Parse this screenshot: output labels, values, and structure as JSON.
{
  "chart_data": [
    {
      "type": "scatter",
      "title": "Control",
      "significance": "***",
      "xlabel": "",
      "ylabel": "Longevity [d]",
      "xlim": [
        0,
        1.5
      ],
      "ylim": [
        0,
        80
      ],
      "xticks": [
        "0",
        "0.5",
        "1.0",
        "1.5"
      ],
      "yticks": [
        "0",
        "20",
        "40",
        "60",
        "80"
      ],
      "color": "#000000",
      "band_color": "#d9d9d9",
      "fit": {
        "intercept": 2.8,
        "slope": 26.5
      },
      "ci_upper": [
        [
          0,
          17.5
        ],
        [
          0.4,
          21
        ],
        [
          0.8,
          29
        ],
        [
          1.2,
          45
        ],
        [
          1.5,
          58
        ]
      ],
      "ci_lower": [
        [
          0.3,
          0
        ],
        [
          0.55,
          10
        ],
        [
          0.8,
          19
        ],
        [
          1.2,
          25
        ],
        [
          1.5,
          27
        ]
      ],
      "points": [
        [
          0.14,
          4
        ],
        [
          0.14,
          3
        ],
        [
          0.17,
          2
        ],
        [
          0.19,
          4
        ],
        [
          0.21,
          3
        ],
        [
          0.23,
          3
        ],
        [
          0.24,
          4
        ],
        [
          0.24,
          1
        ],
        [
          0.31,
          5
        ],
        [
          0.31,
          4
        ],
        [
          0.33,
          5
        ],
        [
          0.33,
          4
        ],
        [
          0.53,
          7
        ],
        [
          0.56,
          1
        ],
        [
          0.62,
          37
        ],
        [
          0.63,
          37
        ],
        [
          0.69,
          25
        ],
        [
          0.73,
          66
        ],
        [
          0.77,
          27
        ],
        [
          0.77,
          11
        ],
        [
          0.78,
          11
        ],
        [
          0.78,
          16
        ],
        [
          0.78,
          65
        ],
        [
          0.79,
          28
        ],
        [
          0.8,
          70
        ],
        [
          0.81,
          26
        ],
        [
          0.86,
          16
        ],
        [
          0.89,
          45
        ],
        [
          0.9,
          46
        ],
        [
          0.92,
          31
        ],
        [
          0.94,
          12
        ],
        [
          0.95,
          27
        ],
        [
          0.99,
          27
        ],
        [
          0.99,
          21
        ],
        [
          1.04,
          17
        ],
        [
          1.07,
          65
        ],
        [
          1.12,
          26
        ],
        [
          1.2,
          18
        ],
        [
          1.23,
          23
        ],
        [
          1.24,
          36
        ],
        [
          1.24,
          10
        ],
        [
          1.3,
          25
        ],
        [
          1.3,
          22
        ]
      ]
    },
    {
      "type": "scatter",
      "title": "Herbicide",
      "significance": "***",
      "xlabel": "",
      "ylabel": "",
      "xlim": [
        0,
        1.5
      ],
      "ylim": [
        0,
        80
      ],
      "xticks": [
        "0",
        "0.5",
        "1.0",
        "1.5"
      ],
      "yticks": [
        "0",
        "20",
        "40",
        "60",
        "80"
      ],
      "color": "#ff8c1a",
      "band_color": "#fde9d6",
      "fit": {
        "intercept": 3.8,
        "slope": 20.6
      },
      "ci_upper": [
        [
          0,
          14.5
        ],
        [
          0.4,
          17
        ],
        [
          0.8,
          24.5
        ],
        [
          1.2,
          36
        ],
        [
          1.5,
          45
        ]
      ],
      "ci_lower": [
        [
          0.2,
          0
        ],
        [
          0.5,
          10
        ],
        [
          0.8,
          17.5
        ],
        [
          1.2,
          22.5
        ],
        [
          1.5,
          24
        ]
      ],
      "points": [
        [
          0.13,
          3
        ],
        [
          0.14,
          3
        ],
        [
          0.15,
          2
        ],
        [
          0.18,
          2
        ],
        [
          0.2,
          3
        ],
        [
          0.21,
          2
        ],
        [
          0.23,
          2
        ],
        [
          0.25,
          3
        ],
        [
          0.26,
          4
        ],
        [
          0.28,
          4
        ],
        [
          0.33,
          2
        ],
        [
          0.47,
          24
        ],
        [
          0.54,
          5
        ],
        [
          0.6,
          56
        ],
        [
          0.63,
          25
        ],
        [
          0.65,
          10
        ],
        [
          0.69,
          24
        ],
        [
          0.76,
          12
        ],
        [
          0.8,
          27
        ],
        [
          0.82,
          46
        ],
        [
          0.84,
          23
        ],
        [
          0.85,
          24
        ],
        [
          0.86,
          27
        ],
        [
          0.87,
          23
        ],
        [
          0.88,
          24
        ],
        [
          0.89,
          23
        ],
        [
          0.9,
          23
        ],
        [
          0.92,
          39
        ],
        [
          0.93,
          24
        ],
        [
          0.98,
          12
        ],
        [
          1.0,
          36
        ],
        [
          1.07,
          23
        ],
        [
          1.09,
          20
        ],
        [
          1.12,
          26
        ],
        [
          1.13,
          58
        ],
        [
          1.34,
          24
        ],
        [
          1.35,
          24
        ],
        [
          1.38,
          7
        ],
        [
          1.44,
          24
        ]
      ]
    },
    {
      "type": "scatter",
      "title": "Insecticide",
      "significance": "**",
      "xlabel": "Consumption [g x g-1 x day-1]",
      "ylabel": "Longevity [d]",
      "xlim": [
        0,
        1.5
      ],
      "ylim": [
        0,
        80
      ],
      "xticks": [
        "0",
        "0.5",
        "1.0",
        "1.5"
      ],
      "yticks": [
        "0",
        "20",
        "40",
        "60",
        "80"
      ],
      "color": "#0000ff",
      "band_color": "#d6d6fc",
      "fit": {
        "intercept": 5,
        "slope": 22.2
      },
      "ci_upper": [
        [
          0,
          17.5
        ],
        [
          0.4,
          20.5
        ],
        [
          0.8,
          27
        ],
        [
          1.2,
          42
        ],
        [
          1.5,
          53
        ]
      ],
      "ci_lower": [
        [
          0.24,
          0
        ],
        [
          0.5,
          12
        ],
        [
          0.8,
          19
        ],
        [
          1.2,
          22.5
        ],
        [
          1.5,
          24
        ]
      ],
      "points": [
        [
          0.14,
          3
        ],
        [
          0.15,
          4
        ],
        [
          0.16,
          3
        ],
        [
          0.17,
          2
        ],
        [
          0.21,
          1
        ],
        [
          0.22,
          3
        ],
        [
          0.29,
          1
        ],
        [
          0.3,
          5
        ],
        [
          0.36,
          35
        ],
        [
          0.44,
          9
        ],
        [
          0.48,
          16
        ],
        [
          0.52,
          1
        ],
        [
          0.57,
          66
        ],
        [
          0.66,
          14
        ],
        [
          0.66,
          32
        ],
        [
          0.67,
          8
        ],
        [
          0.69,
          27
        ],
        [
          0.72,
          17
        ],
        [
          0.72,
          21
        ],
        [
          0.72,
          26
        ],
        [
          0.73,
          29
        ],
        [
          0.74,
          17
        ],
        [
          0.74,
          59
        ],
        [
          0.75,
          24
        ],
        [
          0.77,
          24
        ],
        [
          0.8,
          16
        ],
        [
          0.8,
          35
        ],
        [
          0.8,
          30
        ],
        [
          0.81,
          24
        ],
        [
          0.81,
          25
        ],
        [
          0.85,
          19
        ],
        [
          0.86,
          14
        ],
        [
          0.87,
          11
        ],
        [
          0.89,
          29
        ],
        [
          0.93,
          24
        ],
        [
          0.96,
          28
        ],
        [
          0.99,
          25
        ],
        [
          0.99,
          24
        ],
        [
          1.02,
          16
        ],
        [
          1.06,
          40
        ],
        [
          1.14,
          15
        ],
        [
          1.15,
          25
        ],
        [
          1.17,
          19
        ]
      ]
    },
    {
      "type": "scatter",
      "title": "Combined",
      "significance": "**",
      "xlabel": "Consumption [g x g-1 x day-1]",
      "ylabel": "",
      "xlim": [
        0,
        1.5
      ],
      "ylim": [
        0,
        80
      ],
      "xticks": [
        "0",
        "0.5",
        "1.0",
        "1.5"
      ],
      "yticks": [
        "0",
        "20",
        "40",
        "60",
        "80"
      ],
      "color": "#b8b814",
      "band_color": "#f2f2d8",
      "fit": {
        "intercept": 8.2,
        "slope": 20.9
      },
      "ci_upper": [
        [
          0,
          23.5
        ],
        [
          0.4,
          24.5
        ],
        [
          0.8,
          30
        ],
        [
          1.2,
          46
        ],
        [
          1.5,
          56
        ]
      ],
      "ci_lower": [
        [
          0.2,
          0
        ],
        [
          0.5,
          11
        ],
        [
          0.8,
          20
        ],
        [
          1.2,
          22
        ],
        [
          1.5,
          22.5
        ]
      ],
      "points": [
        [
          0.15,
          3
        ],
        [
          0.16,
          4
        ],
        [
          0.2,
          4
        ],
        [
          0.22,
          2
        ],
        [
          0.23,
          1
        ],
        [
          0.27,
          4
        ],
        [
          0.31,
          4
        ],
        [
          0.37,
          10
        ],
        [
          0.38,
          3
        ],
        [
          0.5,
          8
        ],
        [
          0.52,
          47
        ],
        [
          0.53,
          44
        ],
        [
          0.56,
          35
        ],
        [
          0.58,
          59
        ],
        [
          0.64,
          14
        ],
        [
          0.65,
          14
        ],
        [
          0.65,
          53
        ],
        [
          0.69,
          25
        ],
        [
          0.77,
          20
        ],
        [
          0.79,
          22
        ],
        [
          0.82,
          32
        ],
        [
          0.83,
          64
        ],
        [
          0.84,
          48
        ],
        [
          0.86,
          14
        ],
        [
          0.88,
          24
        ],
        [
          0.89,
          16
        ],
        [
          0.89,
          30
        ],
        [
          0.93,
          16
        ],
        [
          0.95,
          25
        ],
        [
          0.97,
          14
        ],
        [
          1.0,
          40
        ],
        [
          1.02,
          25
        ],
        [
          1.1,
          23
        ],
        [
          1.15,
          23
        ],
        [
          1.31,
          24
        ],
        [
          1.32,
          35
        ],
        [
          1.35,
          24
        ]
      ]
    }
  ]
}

### STATED TASK
Work out how many lines of the data above contain the string "intercept" and give the number alone.

### ANSWER TO THIS EXERCISE
4